### Problem to work on
Find every line containing the word "Holdings" and report the count, nothing more.

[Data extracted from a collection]

##############################

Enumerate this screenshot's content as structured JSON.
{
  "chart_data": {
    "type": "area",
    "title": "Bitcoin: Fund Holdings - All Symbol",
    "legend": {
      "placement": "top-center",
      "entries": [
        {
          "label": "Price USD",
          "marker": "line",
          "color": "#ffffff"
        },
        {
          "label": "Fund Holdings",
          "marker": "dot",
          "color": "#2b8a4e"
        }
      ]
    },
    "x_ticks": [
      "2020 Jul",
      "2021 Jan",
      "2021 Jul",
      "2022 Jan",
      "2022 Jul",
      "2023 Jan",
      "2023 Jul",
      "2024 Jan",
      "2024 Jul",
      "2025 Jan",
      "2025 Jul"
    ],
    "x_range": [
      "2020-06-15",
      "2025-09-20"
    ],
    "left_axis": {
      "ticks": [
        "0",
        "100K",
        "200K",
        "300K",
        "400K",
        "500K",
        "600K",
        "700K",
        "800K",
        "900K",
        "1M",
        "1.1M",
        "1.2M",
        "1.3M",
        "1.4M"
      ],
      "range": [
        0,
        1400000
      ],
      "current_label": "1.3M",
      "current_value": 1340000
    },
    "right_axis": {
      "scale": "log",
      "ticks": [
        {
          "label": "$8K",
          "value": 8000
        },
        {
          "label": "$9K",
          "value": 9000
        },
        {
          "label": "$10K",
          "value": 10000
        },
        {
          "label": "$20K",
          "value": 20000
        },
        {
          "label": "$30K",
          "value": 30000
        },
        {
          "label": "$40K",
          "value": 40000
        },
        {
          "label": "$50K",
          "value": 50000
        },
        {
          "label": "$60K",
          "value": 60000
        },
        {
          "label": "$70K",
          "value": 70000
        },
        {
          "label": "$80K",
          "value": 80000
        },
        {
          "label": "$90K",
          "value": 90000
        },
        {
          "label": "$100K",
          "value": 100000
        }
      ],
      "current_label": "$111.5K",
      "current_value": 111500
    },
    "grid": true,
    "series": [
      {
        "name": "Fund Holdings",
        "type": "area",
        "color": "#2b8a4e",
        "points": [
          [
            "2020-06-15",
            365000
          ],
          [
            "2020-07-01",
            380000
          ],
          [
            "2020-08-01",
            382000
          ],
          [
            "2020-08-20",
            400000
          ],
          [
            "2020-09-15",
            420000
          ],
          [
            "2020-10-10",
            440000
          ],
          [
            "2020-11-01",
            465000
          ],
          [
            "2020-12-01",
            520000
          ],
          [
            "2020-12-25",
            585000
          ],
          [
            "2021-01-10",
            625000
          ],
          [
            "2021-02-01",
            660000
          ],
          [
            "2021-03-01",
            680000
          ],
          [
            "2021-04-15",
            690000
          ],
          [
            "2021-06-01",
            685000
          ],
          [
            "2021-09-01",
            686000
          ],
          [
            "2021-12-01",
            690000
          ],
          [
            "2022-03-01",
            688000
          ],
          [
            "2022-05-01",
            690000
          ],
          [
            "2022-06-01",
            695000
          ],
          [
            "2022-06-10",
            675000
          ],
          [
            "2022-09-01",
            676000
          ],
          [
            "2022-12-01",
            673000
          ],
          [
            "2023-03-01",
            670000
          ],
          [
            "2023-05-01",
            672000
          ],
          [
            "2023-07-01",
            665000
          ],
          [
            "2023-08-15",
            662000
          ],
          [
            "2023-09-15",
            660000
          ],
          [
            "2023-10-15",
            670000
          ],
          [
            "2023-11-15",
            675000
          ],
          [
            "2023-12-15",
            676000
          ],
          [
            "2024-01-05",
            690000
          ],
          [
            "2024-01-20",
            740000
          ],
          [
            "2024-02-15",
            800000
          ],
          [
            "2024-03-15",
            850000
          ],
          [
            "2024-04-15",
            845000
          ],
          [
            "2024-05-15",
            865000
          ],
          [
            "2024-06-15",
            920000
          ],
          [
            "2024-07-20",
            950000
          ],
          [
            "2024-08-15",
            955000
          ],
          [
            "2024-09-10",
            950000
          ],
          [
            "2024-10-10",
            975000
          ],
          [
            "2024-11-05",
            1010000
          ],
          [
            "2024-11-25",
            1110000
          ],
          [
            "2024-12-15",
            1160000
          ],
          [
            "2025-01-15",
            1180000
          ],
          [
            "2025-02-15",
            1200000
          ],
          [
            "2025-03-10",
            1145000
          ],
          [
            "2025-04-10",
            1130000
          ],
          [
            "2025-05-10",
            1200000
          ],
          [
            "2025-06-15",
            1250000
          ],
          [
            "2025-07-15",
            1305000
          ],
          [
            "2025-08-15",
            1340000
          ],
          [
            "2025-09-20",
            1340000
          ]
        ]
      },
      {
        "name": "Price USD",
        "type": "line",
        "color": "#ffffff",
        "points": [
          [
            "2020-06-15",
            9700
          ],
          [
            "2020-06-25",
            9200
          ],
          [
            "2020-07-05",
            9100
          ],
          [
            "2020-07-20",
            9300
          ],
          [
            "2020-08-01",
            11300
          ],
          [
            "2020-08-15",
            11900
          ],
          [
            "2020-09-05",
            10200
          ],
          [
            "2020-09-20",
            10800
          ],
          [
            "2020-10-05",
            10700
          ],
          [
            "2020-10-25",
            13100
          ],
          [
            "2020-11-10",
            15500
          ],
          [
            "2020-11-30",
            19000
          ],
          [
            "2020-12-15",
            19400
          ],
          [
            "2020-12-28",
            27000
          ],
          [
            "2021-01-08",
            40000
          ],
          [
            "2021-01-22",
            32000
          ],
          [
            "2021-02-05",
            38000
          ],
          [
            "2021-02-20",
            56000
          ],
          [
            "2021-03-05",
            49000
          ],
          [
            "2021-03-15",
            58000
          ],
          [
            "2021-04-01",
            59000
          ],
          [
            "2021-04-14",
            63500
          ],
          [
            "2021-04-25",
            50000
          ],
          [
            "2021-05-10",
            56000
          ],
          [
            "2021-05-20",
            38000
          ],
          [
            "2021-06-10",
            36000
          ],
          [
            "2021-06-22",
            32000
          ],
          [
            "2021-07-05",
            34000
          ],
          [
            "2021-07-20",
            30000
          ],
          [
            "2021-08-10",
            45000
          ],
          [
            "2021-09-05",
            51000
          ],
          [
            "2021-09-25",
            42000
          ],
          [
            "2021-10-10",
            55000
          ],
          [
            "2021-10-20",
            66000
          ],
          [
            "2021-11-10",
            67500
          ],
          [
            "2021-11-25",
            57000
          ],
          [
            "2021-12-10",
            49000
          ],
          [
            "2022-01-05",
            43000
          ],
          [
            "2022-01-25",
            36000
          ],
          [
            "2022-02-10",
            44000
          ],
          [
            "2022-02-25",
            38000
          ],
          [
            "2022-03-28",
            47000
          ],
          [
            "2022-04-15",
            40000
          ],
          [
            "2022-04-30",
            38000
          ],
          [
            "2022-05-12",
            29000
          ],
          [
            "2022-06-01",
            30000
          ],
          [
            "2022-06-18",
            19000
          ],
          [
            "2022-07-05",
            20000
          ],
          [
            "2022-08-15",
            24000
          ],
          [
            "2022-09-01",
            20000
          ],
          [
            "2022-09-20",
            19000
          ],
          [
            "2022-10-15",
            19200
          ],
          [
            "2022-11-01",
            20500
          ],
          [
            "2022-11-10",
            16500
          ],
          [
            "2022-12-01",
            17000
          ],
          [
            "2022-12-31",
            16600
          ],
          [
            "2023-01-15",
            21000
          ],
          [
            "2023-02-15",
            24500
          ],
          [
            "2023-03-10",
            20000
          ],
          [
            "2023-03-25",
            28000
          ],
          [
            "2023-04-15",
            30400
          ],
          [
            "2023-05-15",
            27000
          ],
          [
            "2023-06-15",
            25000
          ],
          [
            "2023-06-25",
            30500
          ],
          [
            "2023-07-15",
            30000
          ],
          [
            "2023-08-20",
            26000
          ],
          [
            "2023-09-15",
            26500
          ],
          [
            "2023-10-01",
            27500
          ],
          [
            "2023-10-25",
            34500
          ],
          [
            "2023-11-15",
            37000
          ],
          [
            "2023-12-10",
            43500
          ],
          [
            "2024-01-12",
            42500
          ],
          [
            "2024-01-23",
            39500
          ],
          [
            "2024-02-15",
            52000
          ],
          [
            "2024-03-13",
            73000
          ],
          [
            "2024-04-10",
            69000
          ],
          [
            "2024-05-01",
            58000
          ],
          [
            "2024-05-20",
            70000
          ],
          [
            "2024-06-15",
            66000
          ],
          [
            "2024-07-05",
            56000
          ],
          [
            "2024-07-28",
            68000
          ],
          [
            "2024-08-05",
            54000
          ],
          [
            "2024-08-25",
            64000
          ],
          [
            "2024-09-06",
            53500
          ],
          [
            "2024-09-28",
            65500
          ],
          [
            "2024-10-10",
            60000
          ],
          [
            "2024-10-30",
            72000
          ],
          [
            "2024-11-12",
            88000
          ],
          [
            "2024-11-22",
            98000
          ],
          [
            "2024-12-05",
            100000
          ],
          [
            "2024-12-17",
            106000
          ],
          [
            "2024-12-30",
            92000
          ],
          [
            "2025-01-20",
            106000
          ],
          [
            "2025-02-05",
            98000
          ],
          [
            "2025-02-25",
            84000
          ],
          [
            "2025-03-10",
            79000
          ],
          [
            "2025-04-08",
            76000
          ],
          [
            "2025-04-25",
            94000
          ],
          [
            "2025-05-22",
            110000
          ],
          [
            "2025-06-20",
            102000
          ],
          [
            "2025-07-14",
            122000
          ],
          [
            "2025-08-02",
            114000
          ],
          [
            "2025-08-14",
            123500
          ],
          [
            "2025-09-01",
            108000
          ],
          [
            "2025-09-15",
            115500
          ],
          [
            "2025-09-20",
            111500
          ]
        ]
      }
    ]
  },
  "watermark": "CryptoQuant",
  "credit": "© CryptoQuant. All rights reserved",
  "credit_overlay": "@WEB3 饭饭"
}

##############################

### The output
3